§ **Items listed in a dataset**
↓↓↓
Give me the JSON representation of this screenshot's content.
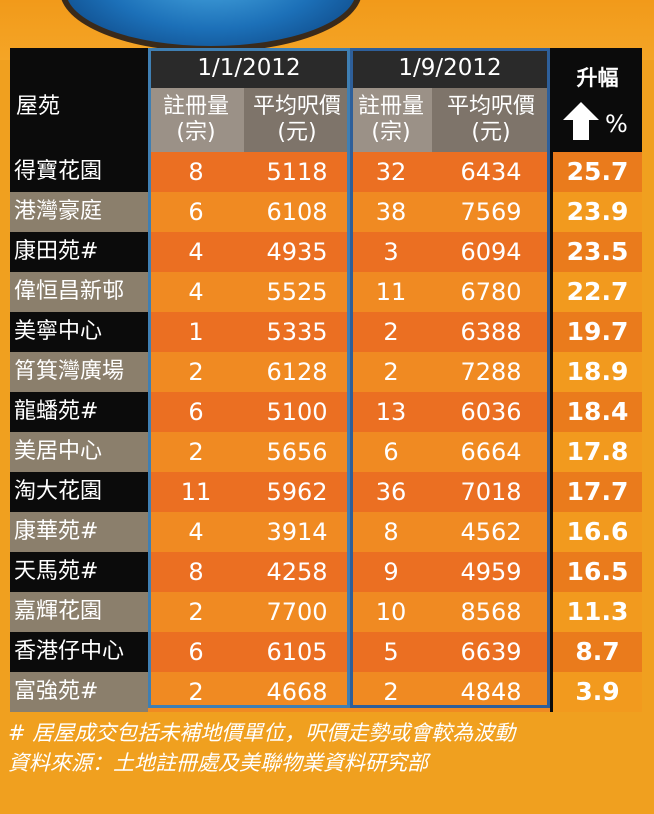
{
  "header": {
    "estate_label": "屋苑",
    "period1": "1/1/2012",
    "period2": "1/9/2012",
    "reg_label": "註冊量",
    "reg_unit": "(宗)",
    "avg_label": "平均呎價",
    "avg_unit": "(元)",
    "rise_label": "升幅",
    "pct_symbol": "%"
  },
  "colors": {
    "dark_cell": "#0b0b0b",
    "orange": "#eb6f22",
    "light_orange": "#f08a22",
    "frame_blue": "#3f7fb3"
  },
  "chart_data": {
    "type": "table",
    "columns": [
      "屋苑",
      "1/1/2012 註冊量(宗)",
      "1/1/2012 平均呎價(元)",
      "1/9/2012 註冊量(宗)",
      "1/9/2012 平均呎價(元)",
      "升幅 %"
    ],
    "rows": [
      [
        "得寶花園",
        "8",
        "5118",
        "32",
        "6434",
        "25.7"
      ],
      [
        "港灣豪庭",
        "6",
        "6108",
        "38",
        "7569",
        "23.9"
      ],
      [
        "康田苑#",
        "4",
        "4935",
        "3",
        "6094",
        "23.5"
      ],
      [
        "偉恒昌新邨",
        "4",
        "5525",
        "11",
        "6780",
        "22.7"
      ],
      [
        "美寧中心",
        "1",
        "5335",
        "2",
        "6388",
        "19.7"
      ],
      [
        "筲箕灣廣場",
        "2",
        "6128",
        "2",
        "7288",
        "18.9"
      ],
      [
        "龍蟠苑#",
        "6",
        "5100",
        "13",
        "6036",
        "18.4"
      ],
      [
        "美居中心",
        "2",
        "5656",
        "6",
        "6664",
        "17.8"
      ],
      [
        "淘大花園",
        "11",
        "5962",
        "36",
        "7018",
        "17.7"
      ],
      [
        "康華苑#",
        "4",
        "3914",
        "8",
        "4562",
        "16.6"
      ],
      [
        "天馬苑#",
        "8",
        "4258",
        "9",
        "4959",
        "16.5"
      ],
      [
        "嘉輝花園",
        "2",
        "7700",
        "10",
        "8568",
        "11.3"
      ],
      [
        "香港仔中心",
        "6",
        "6105",
        "5",
        "6639",
        "8.7"
      ],
      [
        "富強苑#",
        "2",
        "4668",
        "2",
        "4848",
        "3.9"
      ]
    ]
  },
  "notes": {
    "line1": "# 居屋成交包括未補地價單位，呎價走勢或會較為波動",
    "line2": "資料來源：土地註冊處及美聯物業資料研究部"
  }
}
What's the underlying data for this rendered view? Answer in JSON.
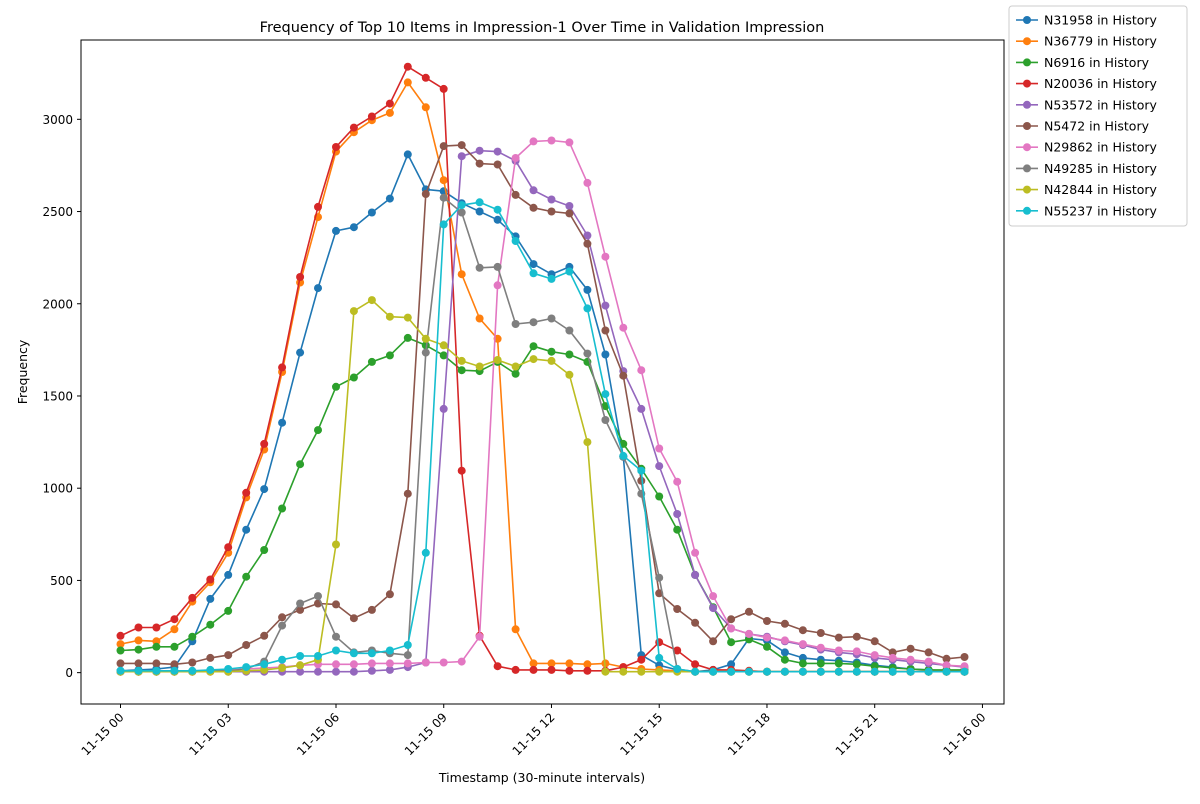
↑↑↑
§ **Work required**
The records shown above are to be repeated exactly, with the pictures left out.

§ **Correct answer**
Give me the JSON representation of this screenshot's content.
{
  "header": {
    "estate_label": "屋苑",
    "period1": "1/1/2012",
    "period2": "1/9/2012",
    "reg_label": "註冊量",
    "reg_unit": "(宗)",
    "avg_label": "平均呎價",
    "avg_unit": "(元)",
    "rise_label": "升幅",
    "pct_symbol": "%"
  },
  "colors": {
    "dark_cell": "#0b0b0b",
    "orange": "#eb6f22",
    "light_orange": "#f08a22",
    "frame_blue": "#3f7fb3"
  },
  "chart_data": {
    "type": "table",
    "columns": [
      "屋苑",
      "1/1/2012 註冊量(宗)",
      "1/1/2012 平均呎價(元)",
      "1/9/2012 註冊量(宗)",
      "1/9/2012 平均呎價(元)",
      "升幅 %"
    ],
    "rows": [
      [
        "得寶花園",
        "8",
        "5118",
        "32",
        "6434",
        "25.7"
      ],
      [
        "港灣豪庭",
        "6",
        "6108",
        "38",
        "7569",
        "23.9"
      ],
      [
        "康田苑#",
        "4",
        "4935",
        "3",
        "6094",
        "23.5"
      ],
      [
        "偉恒昌新邨",
        "4",
        "5525",
        "11",
        "6780",
        "22.7"
      ],
      [
        "美寧中心",
        "1",
        "5335",
        "2",
        "6388",
        "19.7"
      ],
      [
        "筲箕灣廣場",
        "2",
        "6128",
        "2",
        "7288",
        "18.9"
      ],
      [
        "龍蟠苑#",
        "6",
        "5100",
        "13",
        "6036",
        "18.4"
      ],
      [
        "美居中心",
        "2",
        "5656",
        "6",
        "6664",
        "17.8"
      ],
      [
        "淘大花園",
        "11",
        "5962",
        "36",
        "7018",
        "17.7"
      ],
      [
        "康華苑#",
        "4",
        "3914",
        "8",
        "4562",
        "16.6"
      ],
      [
        "天馬苑#",
        "8",
        "4258",
        "9",
        "4959",
        "16.5"
      ],
      [
        "嘉輝花園",
        "2",
        "7700",
        "10",
        "8568",
        "11.3"
      ],
      [
        "香港仔中心",
        "6",
        "6105",
        "5",
        "6639",
        "8.7"
      ],
      [
        "富強苑#",
        "2",
        "4668",
        "2",
        "4848",
        "3.9"
      ]
    ]
  },
  "notes": {
    "line1": "# 居屋成交包括未補地價單位，呎價走勢或會較為波動",
    "line2": "資料來源：土地註冊處及美聯物業資料研究部"
  }
}
What's the underlying data for this rendered view? Answer in JSON.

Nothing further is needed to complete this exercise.